-- RECORDS FOR THIS EXERCISE start --

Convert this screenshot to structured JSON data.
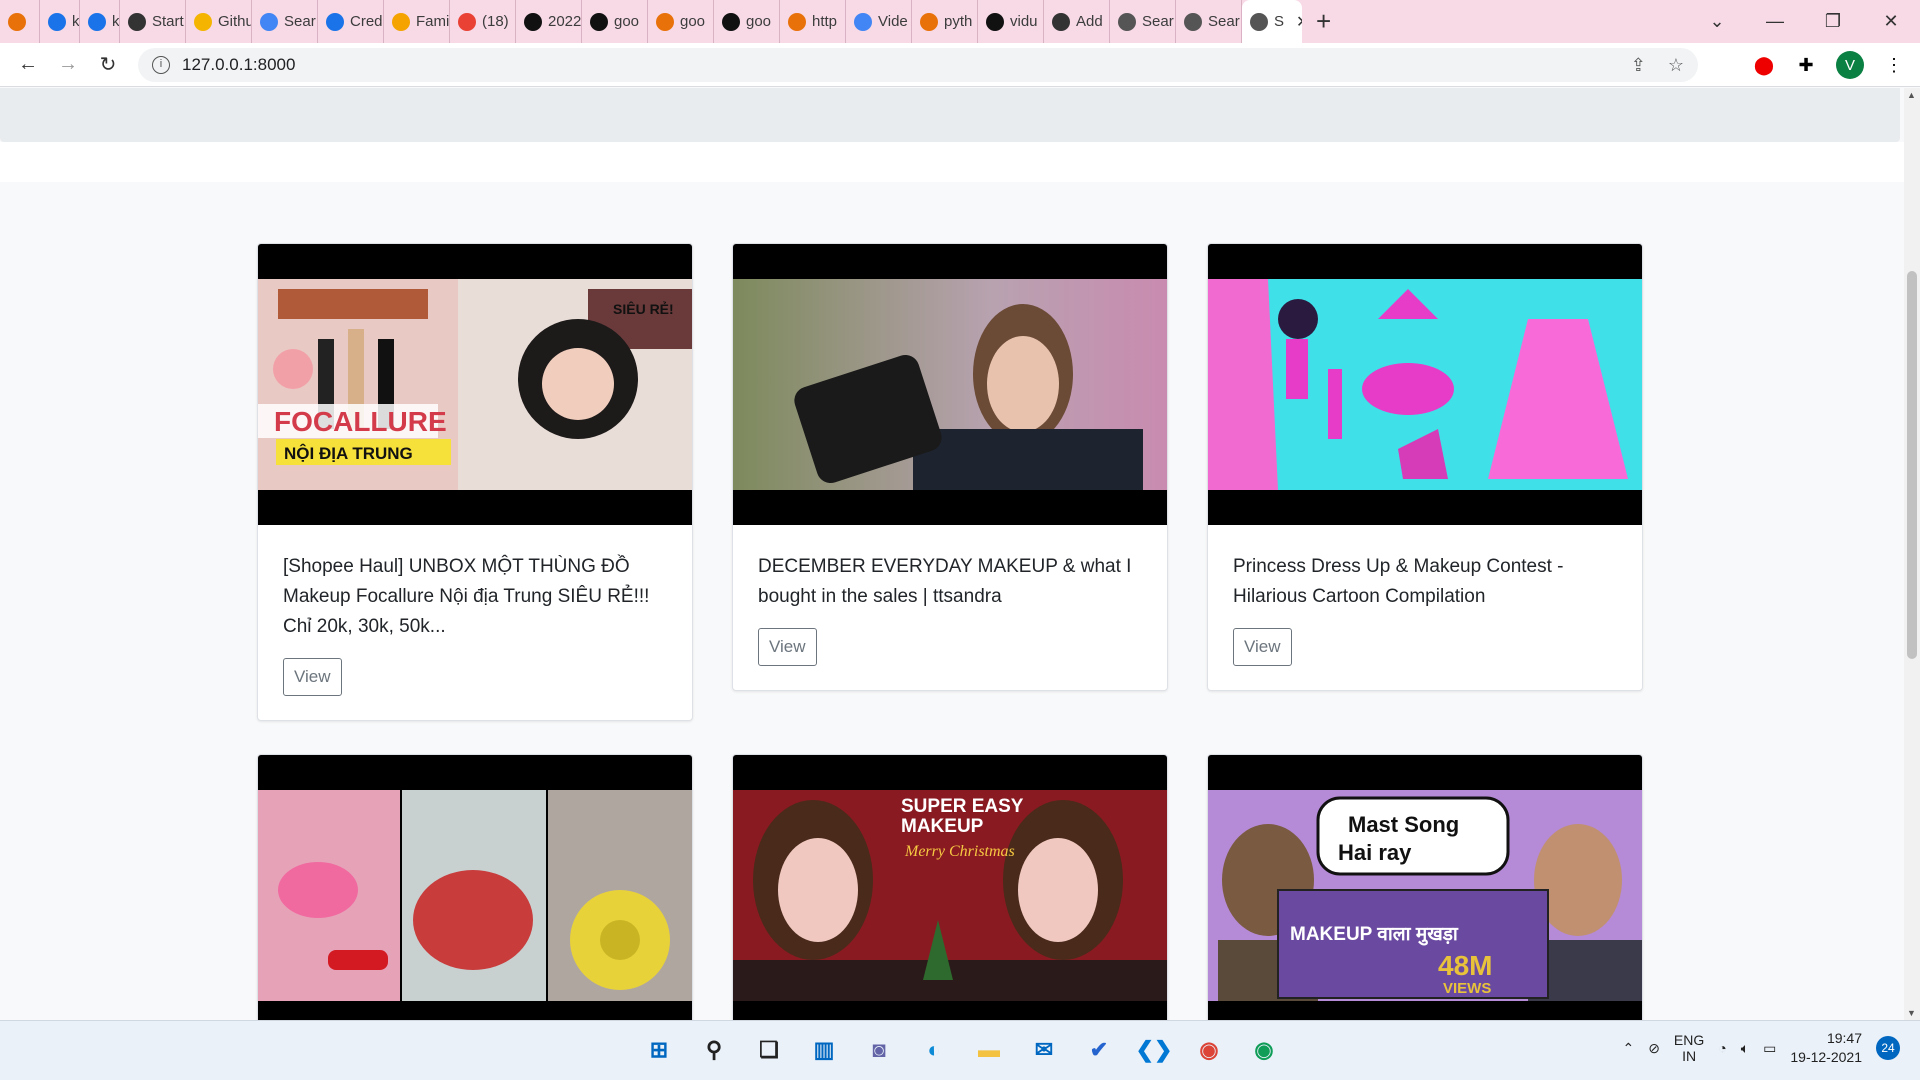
{
  "browser": {
    "tabs": [
      {
        "label": "",
        "icon": "chrome-logo-icon",
        "color": "#e8710a"
      },
      {
        "label": "k",
        "icon": "k-icon",
        "color": "#1a73e8"
      },
      {
        "label": "k",
        "icon": "k-icon",
        "color": "#1a73e8"
      },
      {
        "label": "Start",
        "icon": "peace-icon",
        "color": "#333333"
      },
      {
        "label": "Githu",
        "icon": "bulb-icon",
        "color": "#f4b400"
      },
      {
        "label": "Sear",
        "icon": "code-icon",
        "color": "#4285f4"
      },
      {
        "label": "Cred",
        "icon": "api-icon",
        "color": "#1a73e8"
      },
      {
        "label": "Fami",
        "icon": "heart-icon",
        "color": "#f4a300"
      },
      {
        "label": "(18)",
        "icon": "c-icon",
        "color": "#e94235"
      },
      {
        "label": "2022",
        "icon": "dot-icon",
        "color": "#111111"
      },
      {
        "label": "goo",
        "icon": "github-icon",
        "color": "#111111"
      },
      {
        "label": "goo",
        "icon": "colab-icon",
        "color": "#e8710a"
      },
      {
        "label": "goo",
        "icon": "github-icon",
        "color": "#111111"
      },
      {
        "label": "http",
        "icon": "colab-icon",
        "color": "#e8710a"
      },
      {
        "label": "Vide",
        "icon": "code-icon",
        "color": "#4285f4"
      },
      {
        "label": "pyth",
        "icon": "python-icon",
        "color": "#e8710a"
      },
      {
        "label": "vidu",
        "icon": "github-icon",
        "color": "#111111"
      },
      {
        "label": "Add",
        "icon": "add-icon",
        "color": "#333333"
      },
      {
        "label": "Sear",
        "icon": "globe-icon",
        "color": "#555555"
      },
      {
        "label": "Sear",
        "icon": "globe-icon",
        "color": "#555555"
      },
      {
        "label": "S",
        "icon": "globe-icon",
        "color": "#555555",
        "active": true
      }
    ],
    "url": "127.0.0.1:8000",
    "avatar_letter": "V"
  },
  "cards": [
    {
      "title": "[Shopee Haul] UNBOX MỘT THÙNG ĐỒ Makeup Focallure Nội địa Trung SIÊU RẺ!!! Chỉ 20k, 30k, 50k...",
      "view_label": "View",
      "thumb_colors": [
        "#e9c9c4",
        "#d33b4a",
        "#2b2b2b"
      ]
    },
    {
      "title": "DECEMBER EVERYDAY MAKEUP & what I bought in the sales | ttsandra",
      "view_label": "View",
      "thumb_colors": [
        "#7d8a5c",
        "#c98bb0",
        "#1d2430"
      ]
    },
    {
      "title": "Princess Dress Up & Makeup Contest - Hilarious Cartoon Compilation",
      "view_label": "View",
      "thumb_colors": [
        "#40e0e8",
        "#e63cc8",
        "#f86ad8"
      ]
    },
    {
      "title": "",
      "view_label": "",
      "thumb_colors": [
        "#e6a3b8",
        "#c83c3c",
        "#e8d23a"
      ]
    },
    {
      "title": "",
      "view_label": "",
      "thumb_colors": [
        "#8a1a22",
        "#f0c8c0",
        "#2a1a1a"
      ],
      "overlay": "SUPER EASY MAKEUP Merry Christmas"
    },
    {
      "title": "",
      "view_label": "",
      "thumb_colors": [
        "#b58ad6",
        "#6a4aa0",
        "#e8c23a"
      ],
      "overlay": "Mast Song Hai ray",
      "overlay2": "MAKEUP वाला मुखड़ा 48M VIEWS"
    }
  ],
  "taskbar": {
    "apps": [
      "windows-start-icon",
      "search-icon",
      "task-view-icon",
      "widgets-icon",
      "teams-chat-icon",
      "edge-icon",
      "file-explorer-icon",
      "mail-icon",
      "todo-icon",
      "vscode-icon",
      "chrome-icon",
      "chrome-alt-icon"
    ],
    "lang_line1": "ENG",
    "lang_line2": "IN",
    "time": "19:47",
    "date": "19-12-2021",
    "notification_count": "24"
  }
}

-- RECORDS FOR THIS EXERCISE end --

## [TASK TO COMPLETE]
Gather each line of the records holding the string "chrome".

## [EXPECTED ANSWER]
        "icon": "chrome-logo-icon",
      "chrome-icon",
      "chrome-alt-icon"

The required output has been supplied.